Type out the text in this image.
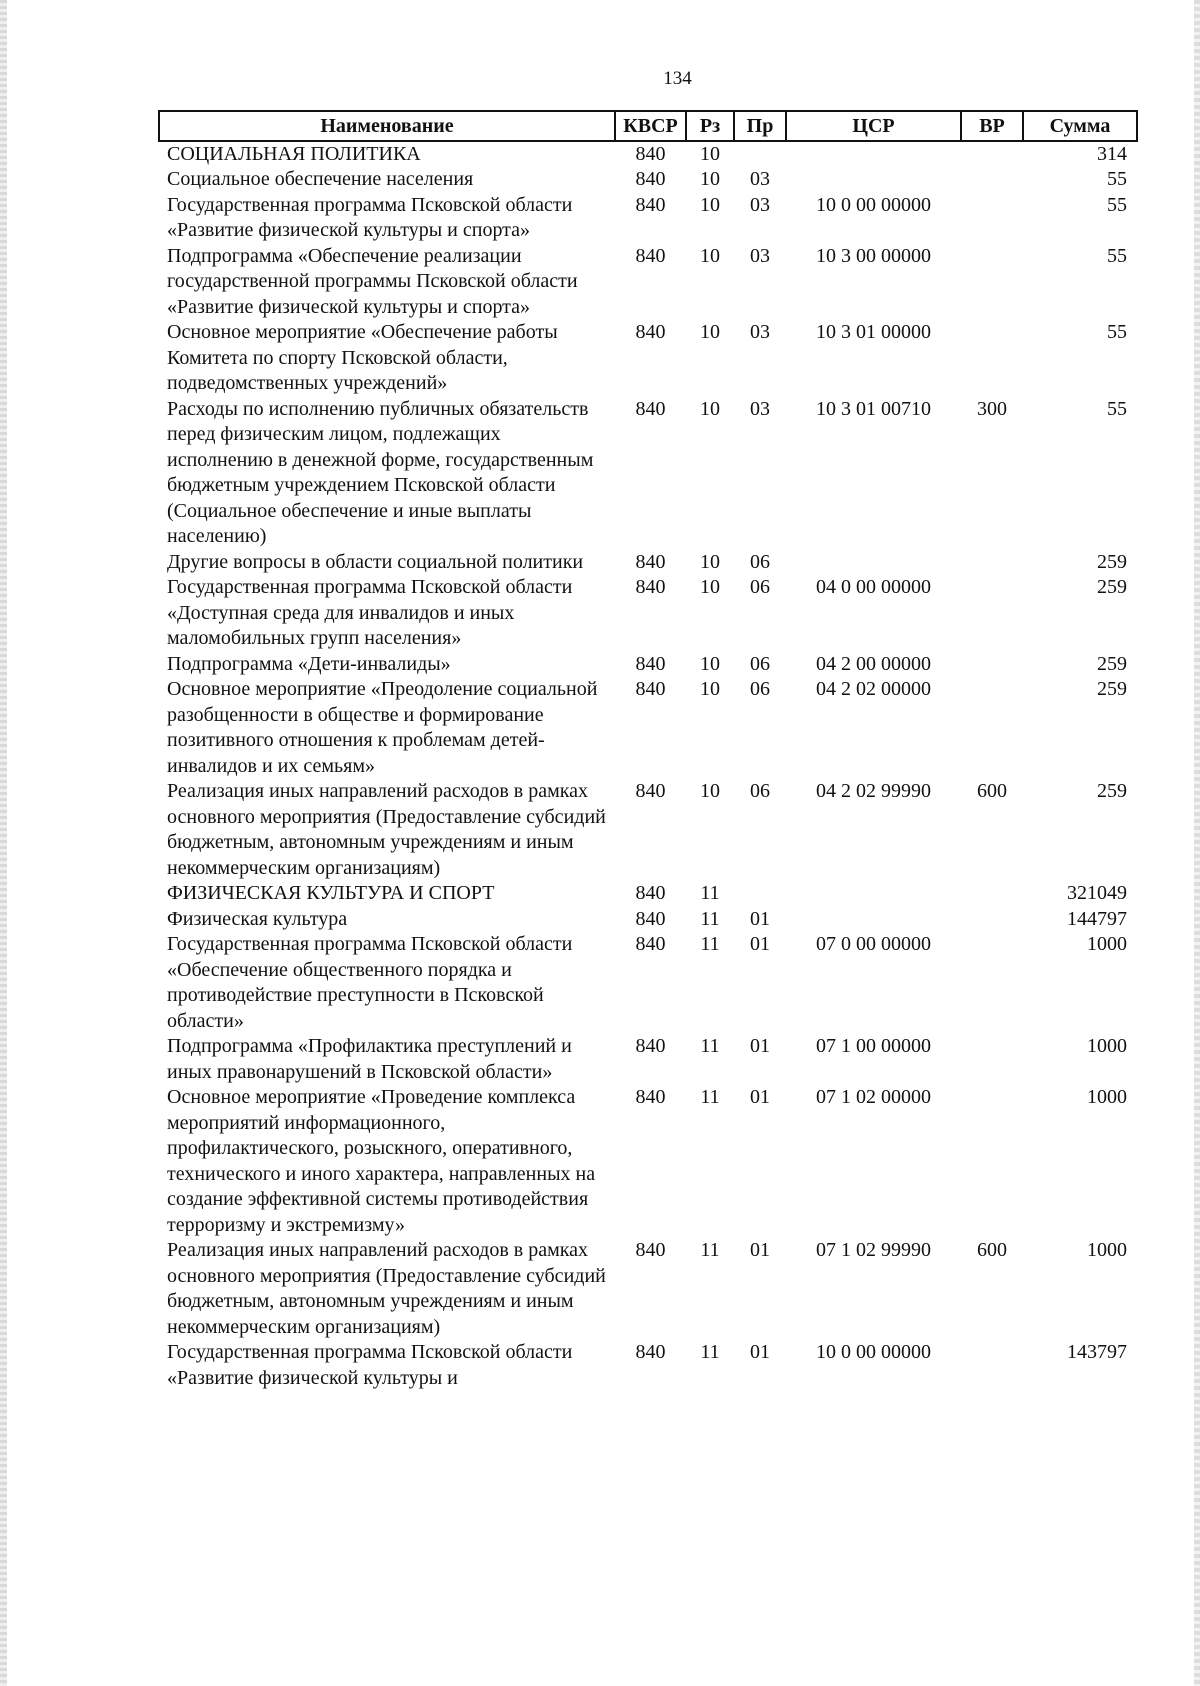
134
Наименование	КВСР	Рз	Пр	ЦСР	ВР	Сумма
СОЦИАЛЬНАЯ ПОЛИТИКА	840	10				314
Социальное обеспечение населения	840	10	03			55
Государственная программа Псковской области «Развитие физической культуры и спорта»	840	10	03	10 0 00 00000		55
Подпрограмма «Обеспечение реализации государственной программы Псковской области «Развитие физической культуры и спорта»	840	10	03	10 3 00 00000		55
Основное мероприятие «Обеспечение работы Комитета по спорту Псковской области, подведомственных учреждений»	840	10	03	10 3 01 00000		55
Расходы по исполнению публичных обязательств перед физическим лицом, подлежащих исполнению в денежной форме, государственным бюджетным учреждением Псковской области (Социальное обеспечение и иные выплаты населению)	840	10	03	10 3 01 00710	300	55
Другие вопросы в области социальной политики	840	10	06			259
Государственная программа Псковской области «Доступная среда для инвалидов и иных маломобильных групп населения»	840	10	06	04 0 00 00000		259
Подпрограмма «Дети-инвалиды»	840	10	06	04 2 00 00000		259
Основное мероприятие «Преодоление социальной разобщенности в обществе и формирование позитивного отношения к проблемам детей-инвалидов и их семьям»	840	10	06	04 2 02 00000		259
Реализация иных направлений расходов в рамках основного мероприятия (Предоставление субсидий бюджетным, автономным учреждениям и иным некоммерческим организациям)	840	10	06	04 2 02 99990	600	259
ФИЗИЧЕСКАЯ КУЛЬТУРА И СПОРТ	840	11				321049
Физическая культура	840	11	01			144797
Государственная программа Псковской области «Обеспечение общественного порядка и противодействие преступности в Псковской области»	840	11	01	07 0 00 00000		1000
Подпрограмма «Профилактика преступлений и иных правонарушений в Псковской области»	840	11	01	07 1 00 00000		1000
Основное мероприятие «Проведение комплекса мероприятий информационного, профилактического, розыскного, оперативного, технического и иного характера, направленных на создание эффективной системы противодействия терроризму и экстремизму»	840	11	01	07 1 02 00000		1000
Реализация иных направлений расходов в рамках основного мероприятия (Предоставление субсидий бюджетным, автономным учреждениям и иным некоммерческим организациям)	840	11	01	07 1 02 99990	600	1000
Государственная программа Псковской области «Развитие физической культуры и	840	11	01	10 0 00 00000		143797
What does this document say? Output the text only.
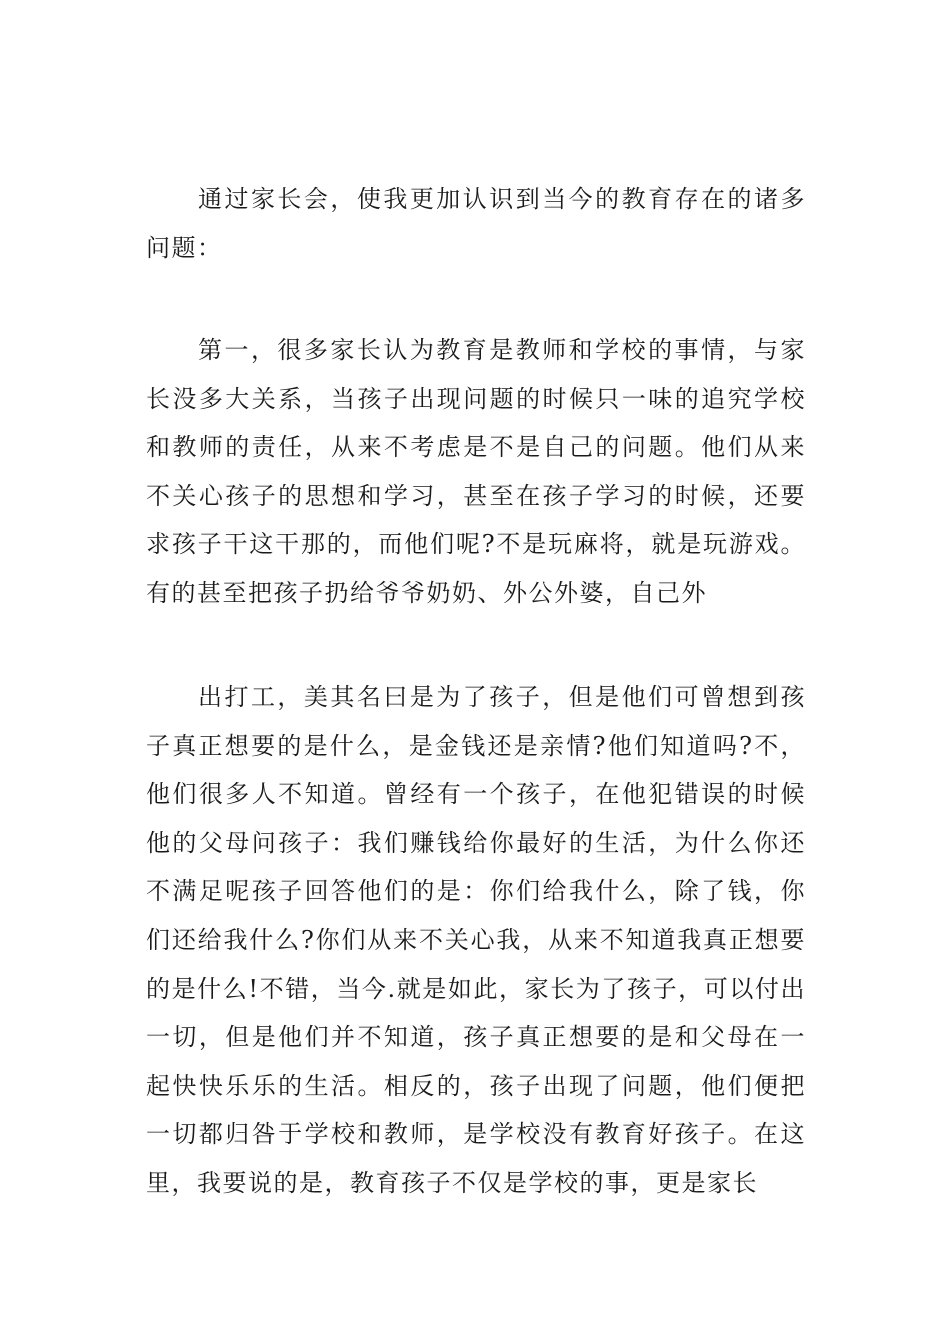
通过家长会，使我更加认识到当今的教育存在的诸多问题：

第一，很多家长认为教育是教师和学校的事情，与家长没多大关系，当孩子出现问题的时候只一味的追究学校和教师的责任，从来不考虑是不是自己的问题。他们从来不关心孩子的思想和学习，甚至在孩子学习的时候，还要求孩子干这干那的，而他们呢?不是玩麻将，就是玩游戏。有的甚至把孩子扔给爷爷奶奶、外公外婆，自己外

出打工，美其名曰是为了孩子，但是他们可曾想到孩子真正想要的是什么，是金钱还是亲情?他们知道吗?不，他们很多人不知道。曾经有一个孩子，在他犯错误的时候他的父母问孩子：我们赚钱给你最好的生活，为什么你还不满足呢孩子回答他们的是：你们给我什么，除了钱，你们还给我什么?你们从来不关心我，从来不知道我真正想要的是什么!不错，当今.就是如此，家长为了孩子，可以付出一切，但是他们并不知道，孩子真正想要的是和父母在一起快快乐乐的生活。相反的，孩子出现了问题，他们便把一切都归咎于学校和教师，是学校没有教育好孩子。在这里，我要说的是，教育孩子不仅是学校的事，更是家长
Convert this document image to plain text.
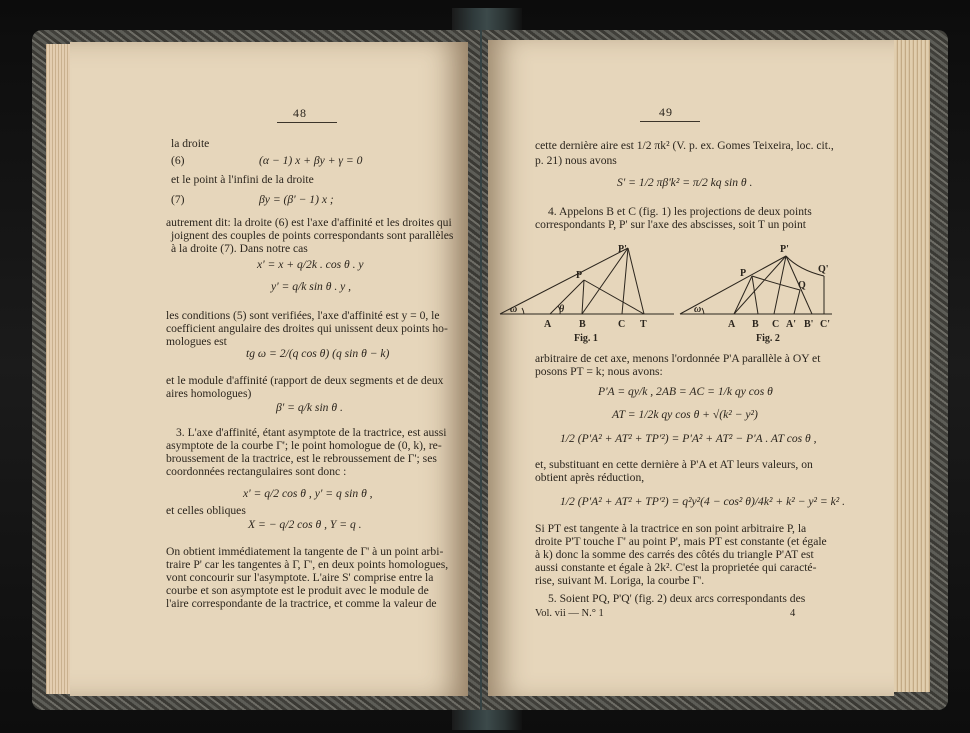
48
la droite
(6)	(α − 1) x + βy + γ = 0
et le point à l'infini de la droite
(7)	βy = (β' − 1) x ;
autrement dit: la droite (6) est l'axe d'affinité et les droites qui
joignent des couples de points correspondants sont parallèles
à la droite (7). Dans notre cas
x' = x + q/2k . cos θ . y
y' = q/k sin θ . y ,
les conditions (5) sont verifiées, l'axe d'affinité est y = 0, le
coefficient angulaire des droites qui unissent deux points ho-
mologues est
tg ω = 2/(q cos θ) (q sin θ − k)
et le module d'affinité (rapport de deux segments et de deux
aires homologues)
β' = q/k sin θ .
3. L'axe d'affinité, étant asymptote de la tractrice, est aussi
asymptote de la courbe Γ'; le point homologue de (0, k), re-
broussement de la tractrice, est le rebroussement de Γ'; ses
coordonnées rectangulaires sont donc :
x' = q/2 cos θ , y' = q sin θ ,
et celles obliques
X = − q/2 cos θ , Y = q .
On obtient immédiatement la tangente de Γ' à un point arbi-
traire P' car les tangentes à Γ, Γ', en deux points homologues,
vont concourir sur l'asymptote. L'aire S' comprise entre la
courbe et son asymptote est le produit avec le module de
l'aire correspondante de la tractrice, et comme la valeur de
49
cette dernière aire est 1/2 πk² (V. p. ex. Gomes Teixeira, loc. cit.,
p. 21) nous avons
S' = 1/2 πβ'k² = π/2 kq sin θ .
4. Appelons B et C (fig. 1) les projections de deux points
correspondants P, P' sur l'axe des abscisses, soit T un point
P'
P
ω	θ
A	B	C T
Fig. 1
P'
P	Q'
Q
ω
A B C A' B' C'
Fig. 2
arbitraire de cet axe, menons l'ordonnée P'A parallèle à OY et
posons PT = k; nous avons:
P'A = qy/k , 2AB = AC = 1/k qy cos θ
AT = 1/2k qy cos θ + √(k² − y²)
1/2 (P'A² + AT² + TP'²) = P'A² + AT² − P'A . AT cos θ ,
et, substituant en cette dernière à P'A et AT leurs valeurs, on
obtient après réduction,
1/2 (P'A² + AT² + TP'²) = q²y²(4 − cos² θ)/4k² + k² − y² = k² .
Si PT est tangente à la tractrice en son point arbitraire P, la
droite P'T touche Γ' au point P', mais PT est constante (et égale
à k) donc la somme des carrés des côtés du triangle P'AT est
aussi constante et égale à 2k². C'est la proprietée qui caracté-
rise, suivant M. Loriga, la courbe Γ'.
5. Soient PQ, P'Q' (fig. 2) deux arcs correspondants des
Vol. vii — N.° 1	4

> _What you have to do_
Identify each line in the records above containing the word "культуры"; copy those lines.

> _Complete answer_
Государственная программа Псковской области «Развитие физической культуры и спорта»	840	10	03	10 0 00 00000		55
Подпрограмма «Обеспечение реализации государственной программы Псковской области «Развитие физической культуры и спорта»	840	10	03	10 3 00 00000		55
Государственная программа Псковской области «Развитие физической культуры и	840	11	01	10 0 00 00000		143797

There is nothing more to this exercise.